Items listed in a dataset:
start

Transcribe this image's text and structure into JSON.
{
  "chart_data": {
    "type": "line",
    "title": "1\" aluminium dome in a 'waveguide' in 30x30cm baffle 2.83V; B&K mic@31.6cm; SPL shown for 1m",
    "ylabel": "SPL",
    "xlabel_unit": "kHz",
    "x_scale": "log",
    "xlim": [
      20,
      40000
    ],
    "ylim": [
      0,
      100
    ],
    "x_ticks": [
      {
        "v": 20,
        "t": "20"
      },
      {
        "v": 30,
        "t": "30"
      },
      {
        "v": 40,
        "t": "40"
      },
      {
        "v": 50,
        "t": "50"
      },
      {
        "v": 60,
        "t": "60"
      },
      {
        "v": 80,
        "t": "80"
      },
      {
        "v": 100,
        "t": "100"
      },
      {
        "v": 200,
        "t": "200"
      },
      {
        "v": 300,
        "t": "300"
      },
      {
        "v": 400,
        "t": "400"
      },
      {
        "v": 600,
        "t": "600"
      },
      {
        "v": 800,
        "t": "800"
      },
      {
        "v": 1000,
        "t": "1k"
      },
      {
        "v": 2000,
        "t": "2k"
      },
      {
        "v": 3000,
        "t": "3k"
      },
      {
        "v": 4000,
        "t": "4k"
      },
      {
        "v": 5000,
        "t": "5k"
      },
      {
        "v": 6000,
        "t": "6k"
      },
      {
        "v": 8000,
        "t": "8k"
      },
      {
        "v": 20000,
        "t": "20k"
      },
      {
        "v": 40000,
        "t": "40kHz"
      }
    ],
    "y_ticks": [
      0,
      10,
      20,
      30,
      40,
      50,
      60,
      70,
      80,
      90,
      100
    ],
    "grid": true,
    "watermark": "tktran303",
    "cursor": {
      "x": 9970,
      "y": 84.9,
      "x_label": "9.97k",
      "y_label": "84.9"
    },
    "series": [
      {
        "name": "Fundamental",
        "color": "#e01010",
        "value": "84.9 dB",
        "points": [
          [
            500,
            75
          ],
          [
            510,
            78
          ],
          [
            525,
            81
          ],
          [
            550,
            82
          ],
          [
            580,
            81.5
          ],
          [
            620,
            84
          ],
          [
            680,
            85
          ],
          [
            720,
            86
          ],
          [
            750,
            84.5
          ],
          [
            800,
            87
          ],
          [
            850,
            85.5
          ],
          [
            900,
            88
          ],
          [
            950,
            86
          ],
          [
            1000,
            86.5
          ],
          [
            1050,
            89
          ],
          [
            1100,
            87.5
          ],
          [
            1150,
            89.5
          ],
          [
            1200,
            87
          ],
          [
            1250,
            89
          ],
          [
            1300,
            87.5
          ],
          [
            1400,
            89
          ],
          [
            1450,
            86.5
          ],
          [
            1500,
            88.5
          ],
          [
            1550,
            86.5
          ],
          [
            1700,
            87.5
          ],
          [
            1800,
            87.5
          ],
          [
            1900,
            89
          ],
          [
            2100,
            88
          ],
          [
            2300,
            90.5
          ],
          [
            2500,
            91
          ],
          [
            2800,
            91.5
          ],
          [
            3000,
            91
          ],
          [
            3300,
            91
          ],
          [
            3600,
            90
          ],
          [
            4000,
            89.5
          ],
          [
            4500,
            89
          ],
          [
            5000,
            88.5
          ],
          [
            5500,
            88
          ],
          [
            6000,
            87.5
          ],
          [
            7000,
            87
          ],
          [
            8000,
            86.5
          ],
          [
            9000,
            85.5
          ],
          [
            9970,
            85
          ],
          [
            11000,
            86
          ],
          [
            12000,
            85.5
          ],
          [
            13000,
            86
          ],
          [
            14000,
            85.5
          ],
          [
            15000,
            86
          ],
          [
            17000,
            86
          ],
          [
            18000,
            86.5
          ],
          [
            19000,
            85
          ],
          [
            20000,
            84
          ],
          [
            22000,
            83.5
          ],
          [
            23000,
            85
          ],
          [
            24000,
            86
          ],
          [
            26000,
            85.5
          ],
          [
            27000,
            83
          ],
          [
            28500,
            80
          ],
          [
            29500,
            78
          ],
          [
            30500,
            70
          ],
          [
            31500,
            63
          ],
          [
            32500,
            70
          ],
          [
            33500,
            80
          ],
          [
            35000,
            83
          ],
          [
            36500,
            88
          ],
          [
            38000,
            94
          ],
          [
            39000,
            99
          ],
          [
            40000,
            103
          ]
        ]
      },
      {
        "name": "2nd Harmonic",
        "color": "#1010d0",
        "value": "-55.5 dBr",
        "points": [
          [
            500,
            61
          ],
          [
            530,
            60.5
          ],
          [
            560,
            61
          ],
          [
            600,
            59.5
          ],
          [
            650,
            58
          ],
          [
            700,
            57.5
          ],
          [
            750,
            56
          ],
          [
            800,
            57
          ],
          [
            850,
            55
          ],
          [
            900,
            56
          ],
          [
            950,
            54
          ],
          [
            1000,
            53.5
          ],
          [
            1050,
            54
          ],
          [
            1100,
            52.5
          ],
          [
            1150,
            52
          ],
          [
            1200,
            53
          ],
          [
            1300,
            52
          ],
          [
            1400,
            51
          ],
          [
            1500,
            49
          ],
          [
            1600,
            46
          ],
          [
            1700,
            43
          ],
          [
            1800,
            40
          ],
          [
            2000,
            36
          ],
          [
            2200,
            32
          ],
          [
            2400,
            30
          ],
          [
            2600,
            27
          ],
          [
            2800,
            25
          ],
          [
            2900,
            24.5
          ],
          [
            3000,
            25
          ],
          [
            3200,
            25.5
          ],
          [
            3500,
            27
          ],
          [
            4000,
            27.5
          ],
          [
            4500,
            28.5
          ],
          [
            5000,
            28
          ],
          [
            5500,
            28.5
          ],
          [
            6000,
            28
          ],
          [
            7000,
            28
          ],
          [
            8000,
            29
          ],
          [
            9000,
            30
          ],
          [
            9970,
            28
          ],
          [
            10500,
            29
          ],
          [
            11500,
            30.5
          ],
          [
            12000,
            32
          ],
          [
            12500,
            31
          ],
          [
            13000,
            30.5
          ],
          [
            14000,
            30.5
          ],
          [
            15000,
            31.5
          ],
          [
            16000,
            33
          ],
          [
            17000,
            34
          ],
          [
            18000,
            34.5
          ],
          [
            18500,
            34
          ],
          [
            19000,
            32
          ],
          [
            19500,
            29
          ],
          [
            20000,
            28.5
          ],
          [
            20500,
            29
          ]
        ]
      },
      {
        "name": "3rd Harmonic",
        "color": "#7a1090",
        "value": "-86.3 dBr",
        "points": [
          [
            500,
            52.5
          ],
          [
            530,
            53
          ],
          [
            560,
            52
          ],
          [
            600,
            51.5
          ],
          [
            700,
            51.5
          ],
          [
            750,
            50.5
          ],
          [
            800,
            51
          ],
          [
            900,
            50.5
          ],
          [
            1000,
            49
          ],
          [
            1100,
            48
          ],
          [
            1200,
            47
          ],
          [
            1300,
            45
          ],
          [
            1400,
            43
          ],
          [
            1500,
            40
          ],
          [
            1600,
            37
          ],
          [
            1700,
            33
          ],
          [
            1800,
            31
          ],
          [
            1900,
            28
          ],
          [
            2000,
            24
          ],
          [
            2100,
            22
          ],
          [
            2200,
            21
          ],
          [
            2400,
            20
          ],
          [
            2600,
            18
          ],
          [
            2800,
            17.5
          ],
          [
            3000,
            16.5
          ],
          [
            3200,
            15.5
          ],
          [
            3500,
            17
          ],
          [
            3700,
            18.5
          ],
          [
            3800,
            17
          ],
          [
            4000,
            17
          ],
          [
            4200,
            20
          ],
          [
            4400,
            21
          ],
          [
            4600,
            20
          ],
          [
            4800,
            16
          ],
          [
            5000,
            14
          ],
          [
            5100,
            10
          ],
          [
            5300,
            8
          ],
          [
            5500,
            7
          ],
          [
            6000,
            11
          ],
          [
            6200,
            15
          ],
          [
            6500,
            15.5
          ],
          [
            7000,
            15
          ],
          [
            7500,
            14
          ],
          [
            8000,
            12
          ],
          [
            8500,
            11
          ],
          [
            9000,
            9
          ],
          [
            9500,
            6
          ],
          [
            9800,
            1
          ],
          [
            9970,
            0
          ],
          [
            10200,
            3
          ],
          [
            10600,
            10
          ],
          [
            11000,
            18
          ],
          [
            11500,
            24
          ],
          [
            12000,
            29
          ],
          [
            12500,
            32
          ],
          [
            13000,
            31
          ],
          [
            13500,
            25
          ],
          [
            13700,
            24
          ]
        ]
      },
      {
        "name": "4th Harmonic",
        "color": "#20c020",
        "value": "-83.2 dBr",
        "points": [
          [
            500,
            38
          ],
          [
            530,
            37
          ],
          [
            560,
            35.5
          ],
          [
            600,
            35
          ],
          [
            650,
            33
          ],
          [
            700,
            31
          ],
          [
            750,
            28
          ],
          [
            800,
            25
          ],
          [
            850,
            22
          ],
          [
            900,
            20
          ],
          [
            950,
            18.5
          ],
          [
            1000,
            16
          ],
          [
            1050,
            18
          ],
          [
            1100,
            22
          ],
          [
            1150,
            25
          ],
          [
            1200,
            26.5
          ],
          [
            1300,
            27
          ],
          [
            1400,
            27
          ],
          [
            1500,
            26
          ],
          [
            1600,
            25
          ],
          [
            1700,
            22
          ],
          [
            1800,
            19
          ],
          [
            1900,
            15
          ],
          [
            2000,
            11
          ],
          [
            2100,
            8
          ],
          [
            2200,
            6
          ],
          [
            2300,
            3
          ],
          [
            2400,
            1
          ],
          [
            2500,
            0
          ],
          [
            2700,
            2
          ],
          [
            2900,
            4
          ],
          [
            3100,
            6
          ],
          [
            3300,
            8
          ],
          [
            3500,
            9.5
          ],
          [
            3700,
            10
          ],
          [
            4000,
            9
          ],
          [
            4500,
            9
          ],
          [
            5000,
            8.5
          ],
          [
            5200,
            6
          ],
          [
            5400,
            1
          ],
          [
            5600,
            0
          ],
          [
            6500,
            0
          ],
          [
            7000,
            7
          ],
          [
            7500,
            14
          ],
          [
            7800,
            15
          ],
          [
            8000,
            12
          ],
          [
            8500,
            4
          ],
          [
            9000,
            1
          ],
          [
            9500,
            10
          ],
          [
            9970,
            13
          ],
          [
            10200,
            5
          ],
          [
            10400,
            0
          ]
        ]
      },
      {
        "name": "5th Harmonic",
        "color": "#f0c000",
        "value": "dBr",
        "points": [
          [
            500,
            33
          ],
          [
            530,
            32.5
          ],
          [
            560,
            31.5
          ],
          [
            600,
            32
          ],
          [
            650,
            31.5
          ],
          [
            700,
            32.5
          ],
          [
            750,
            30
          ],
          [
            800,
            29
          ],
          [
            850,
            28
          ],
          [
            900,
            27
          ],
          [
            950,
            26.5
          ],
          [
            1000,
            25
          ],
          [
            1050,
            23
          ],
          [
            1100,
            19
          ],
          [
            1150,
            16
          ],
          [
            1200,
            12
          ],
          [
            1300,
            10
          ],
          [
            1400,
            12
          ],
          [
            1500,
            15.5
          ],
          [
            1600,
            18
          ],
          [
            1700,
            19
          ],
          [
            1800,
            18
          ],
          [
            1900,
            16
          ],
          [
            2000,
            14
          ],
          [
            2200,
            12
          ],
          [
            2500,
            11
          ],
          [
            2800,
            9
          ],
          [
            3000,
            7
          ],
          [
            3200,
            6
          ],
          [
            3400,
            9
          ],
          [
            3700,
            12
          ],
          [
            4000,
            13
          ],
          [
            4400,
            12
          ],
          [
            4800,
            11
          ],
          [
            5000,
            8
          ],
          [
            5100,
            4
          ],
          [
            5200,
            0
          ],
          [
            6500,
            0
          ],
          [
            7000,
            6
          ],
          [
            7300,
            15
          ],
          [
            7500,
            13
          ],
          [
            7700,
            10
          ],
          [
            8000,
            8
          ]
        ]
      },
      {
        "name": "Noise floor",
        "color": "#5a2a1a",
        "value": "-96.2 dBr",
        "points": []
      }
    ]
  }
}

end

*WRITTEN EXERCISE*: Which lines contain the word "Harmonic"? Copy each one.

*REPLY TO THE EXERCISE*:
        "name": "2nd Harmonic",
        "name": "3rd Harmonic",
        "name": "4th Harmonic",
        "name": "5th Harmonic",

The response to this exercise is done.